* [EXERCISE BRIEF]:
Locate every line in the records that contains the string "lock", and copy each one. Matching is case-sensitive.

##### EXTRACTED INFORMATION #####

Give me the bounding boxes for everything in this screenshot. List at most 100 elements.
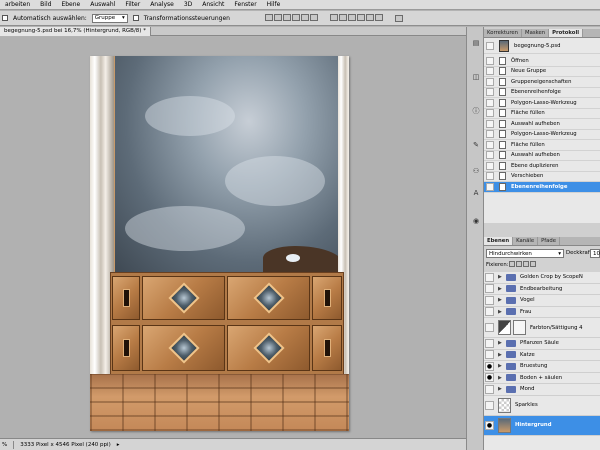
history-source-box[interactable] xyxy=(486,88,494,97)
character-icon[interactable]: A xyxy=(472,189,480,197)
history-item[interactable]: Auswahl aufheben xyxy=(484,151,600,161)
distribute-right-icon[interactable] xyxy=(374,13,383,21)
tab-channels[interactable]: Kanäle xyxy=(513,237,539,245)
menu-edit[interactable]: arbeiten xyxy=(0,0,35,10)
history-item[interactable]: Polygon-Lasso-Werkzeug xyxy=(484,98,600,109)
history-source-box[interactable] xyxy=(486,130,494,139)
menu-analysis[interactable]: Analyse xyxy=(145,0,179,10)
history-source-box[interactable] xyxy=(486,109,494,118)
visibility-toggle[interactable] xyxy=(485,284,494,294)
layer-row[interactable]: ▶ Mond xyxy=(484,384,600,396)
expand-triangle-icon[interactable]: ▶ xyxy=(498,386,504,392)
layer-row[interactable]: ▶ Endbearbeitung xyxy=(484,284,600,295)
history-source-box[interactable] xyxy=(486,77,494,86)
layer-row[interactable]: ▶ Frau xyxy=(484,307,600,318)
distribute-top-icon[interactable] xyxy=(329,13,338,21)
menu-select[interactable]: Auswahl xyxy=(85,0,120,10)
layer-row[interactable]: Farbton/Sättigung 4 xyxy=(484,318,600,338)
history-source-box[interactable] xyxy=(486,41,494,50)
visibility-toggle[interactable] xyxy=(485,400,494,410)
history-item-selected[interactable]: Ebenenreihenfolge xyxy=(484,182,600,193)
document-tab[interactable]: begegnung-5.psd bei 16,7% (Hintergrund, … xyxy=(0,27,151,36)
layer-row[interactable]: ▶ Pflanzen Säule xyxy=(484,338,600,350)
distribute-hcenter-icon[interactable] xyxy=(365,13,374,21)
align-bottom-icon[interactable] xyxy=(282,13,291,21)
lock-position-icon[interactable] xyxy=(523,261,529,267)
swatches-icon[interactable]: ◉ xyxy=(472,217,480,225)
auto-select-dropdown[interactable]: Gruppe ▾ xyxy=(91,13,128,23)
menu-layer[interactable]: Ebene xyxy=(56,0,85,10)
history-item[interactable]: Öffnen xyxy=(484,56,600,67)
brush-icon[interactable]: ✎ xyxy=(472,141,480,149)
visibility-toggle[interactable] xyxy=(485,338,494,348)
history-snapshot[interactable]: begegnung-5.psd xyxy=(484,38,600,54)
visibility-toggle-on[interactable]: ● xyxy=(485,420,494,430)
layer-row[interactable]: ● ▶ Boden + säulen xyxy=(484,373,600,384)
auto-align-icon[interactable] xyxy=(394,14,403,22)
history-source-box[interactable] xyxy=(486,172,494,181)
expand-triangle-icon[interactable]: ▶ xyxy=(498,274,504,280)
visibility-toggle[interactable] xyxy=(485,384,494,394)
expand-triangle-icon[interactable]: ▶ xyxy=(498,297,504,303)
layer-row[interactable]: Sparkles xyxy=(484,396,600,416)
history-item[interactable]: Neue Gruppe xyxy=(484,67,600,77)
distribute-left-icon[interactable] xyxy=(356,13,365,21)
auto-select-checkbox[interactable] xyxy=(2,15,8,21)
align-vcenter-icon[interactable] xyxy=(273,13,282,21)
align-top-icon[interactable] xyxy=(264,13,273,21)
transform-controls-checkbox[interactable] xyxy=(132,15,139,21)
expand-triangle-icon[interactable]: ▶ xyxy=(498,286,504,292)
history-item[interactable]: Fläche füllen xyxy=(484,109,600,119)
layer-row[interactable]: ● ▶ Bruestung xyxy=(484,361,600,373)
visibility-toggle[interactable] xyxy=(485,350,494,360)
expand-triangle-icon[interactable]: ▶ xyxy=(498,375,504,381)
visibility-toggle-on[interactable]: ● xyxy=(485,373,494,383)
expand-triangle-icon[interactable]: ▶ xyxy=(498,340,504,346)
canvas-area[interactable] xyxy=(0,37,466,438)
tab-history[interactable]: Protokoll xyxy=(549,29,584,37)
distribute-bottom-icon[interactable] xyxy=(347,13,356,21)
menu-3d[interactable]: 3D xyxy=(179,0,197,10)
info-icon[interactable]: ⓘ xyxy=(472,107,480,115)
expand-triangle-icon[interactable]: ▶ xyxy=(498,352,504,358)
distribute-vcenter-icon[interactable] xyxy=(338,13,347,21)
tab-paths[interactable]: Pfade xyxy=(538,237,561,245)
history-item[interactable]: Ebene duplizieren xyxy=(484,161,600,172)
history-source-box[interactable] xyxy=(486,140,494,149)
menu-filter[interactable]: Filter xyxy=(120,0,145,10)
layer-row-selected[interactable]: ● Hintergrund xyxy=(484,415,600,436)
history-source-box[interactable] xyxy=(486,119,494,128)
expand-triangle-icon[interactable]: ▶ xyxy=(498,309,504,315)
status-arrow-icon[interactable]: ▸ xyxy=(117,442,120,448)
history-item[interactable]: Gruppeneigenschaften xyxy=(484,77,600,88)
align-right-icon[interactable] xyxy=(309,13,318,21)
visibility-toggle-on[interactable]: ● xyxy=(485,361,494,371)
visibility-toggle[interactable] xyxy=(485,307,494,317)
history-source-box[interactable] xyxy=(486,182,494,191)
blend-mode-dropdown[interactable]: Hindurchwirken ▾ xyxy=(486,249,564,258)
clone-source-icon[interactable]: ⚇ xyxy=(472,167,480,175)
history-source-box[interactable] xyxy=(486,161,494,170)
visibility-toggle[interactable] xyxy=(485,323,494,332)
tab-layers[interactable]: Ebenen xyxy=(484,237,514,245)
tab-adjustments[interactable]: Korrekturen xyxy=(484,29,523,37)
menu-view[interactable]: Ansicht xyxy=(197,0,229,10)
align-left-icon[interactable] xyxy=(291,13,300,21)
menu-image[interactable]: Bild xyxy=(35,0,56,10)
history-icon[interactable]: ▤ xyxy=(472,39,480,47)
align-hcenter-icon[interactable] xyxy=(300,13,309,21)
history-source-box[interactable] xyxy=(486,151,494,160)
lock-all-icon[interactable] xyxy=(530,261,536,267)
layer-row[interactable]: ▶ Vogel xyxy=(484,295,600,307)
tab-masks[interactable]: Masken xyxy=(522,29,550,37)
history-source-box[interactable] xyxy=(486,67,494,76)
history-item[interactable]: Auswahl aufheben xyxy=(484,119,600,130)
lock-image-icon[interactable] xyxy=(516,261,522,267)
zoom-level[interactable]: % xyxy=(2,442,7,448)
menu-help[interactable]: Hilfe xyxy=(262,0,286,10)
history-source-box[interactable] xyxy=(486,56,494,65)
history-item[interactable]: Polygon-Lasso-Werkzeug xyxy=(484,130,600,140)
history-item[interactable]: Fläche füllen xyxy=(484,140,600,151)
menu-window[interactable]: Fenster xyxy=(229,0,261,10)
visibility-toggle[interactable] xyxy=(485,295,494,305)
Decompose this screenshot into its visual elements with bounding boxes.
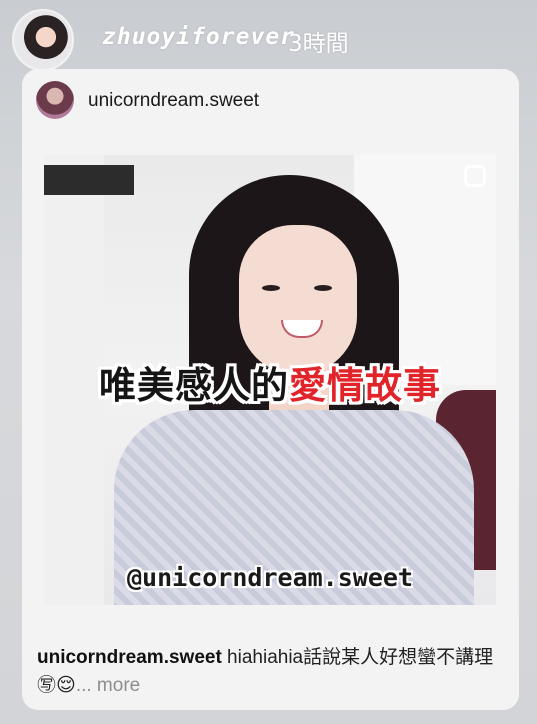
post-caption: unicorndream.sweet hiahiahia話說某人好想蠻不講理㊢😌…: [37, 644, 507, 700]
story-avatar[interactable]: [12, 9, 74, 71]
background-window: [44, 165, 134, 195]
subject-face: [239, 225, 357, 375]
story-timestamp: 3時間: [288, 31, 349, 57]
post-author-avatar[interactable]: [36, 81, 74, 119]
shared-post-card[interactable]: unicorndream.sweet 唯美感人的愛情故事 @unicorndre…: [22, 69, 519, 710]
subject-eye: [314, 285, 332, 291]
overlay-title-red: 愛情故事: [289, 364, 441, 407]
subject-eye: [262, 285, 280, 291]
image-overlay-title: 唯美感人的愛情故事: [44, 355, 496, 409]
image-watermark: @unicorndream.sweet: [127, 563, 413, 592]
multi-post-icon: [464, 165, 486, 187]
story-username[interactable]: zhuoyiforever: [102, 24, 295, 50]
overlay-title-black: 唯美感人的: [99, 364, 289, 407]
post-image[interactable]: 唯美感人的愛情故事 @unicorndream.sweet: [44, 155, 496, 605]
story-header: zhuoyiforever 3時間: [0, 0, 537, 76]
caption-more-link[interactable]: ... more: [76, 675, 140, 696]
caption-username[interactable]: unicorndream.sweet: [37, 647, 222, 668]
post-author-username[interactable]: unicorndream.sweet: [88, 90, 259, 112]
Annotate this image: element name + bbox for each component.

#####

* [FINISHED TASK]:
lock-position-icon[interactable] xyxy=(523,261,529,267)
lock-all-icon[interactable] xyxy=(530,261,536,267)
lock-image-icon[interactable] xyxy=(516,261,522,267)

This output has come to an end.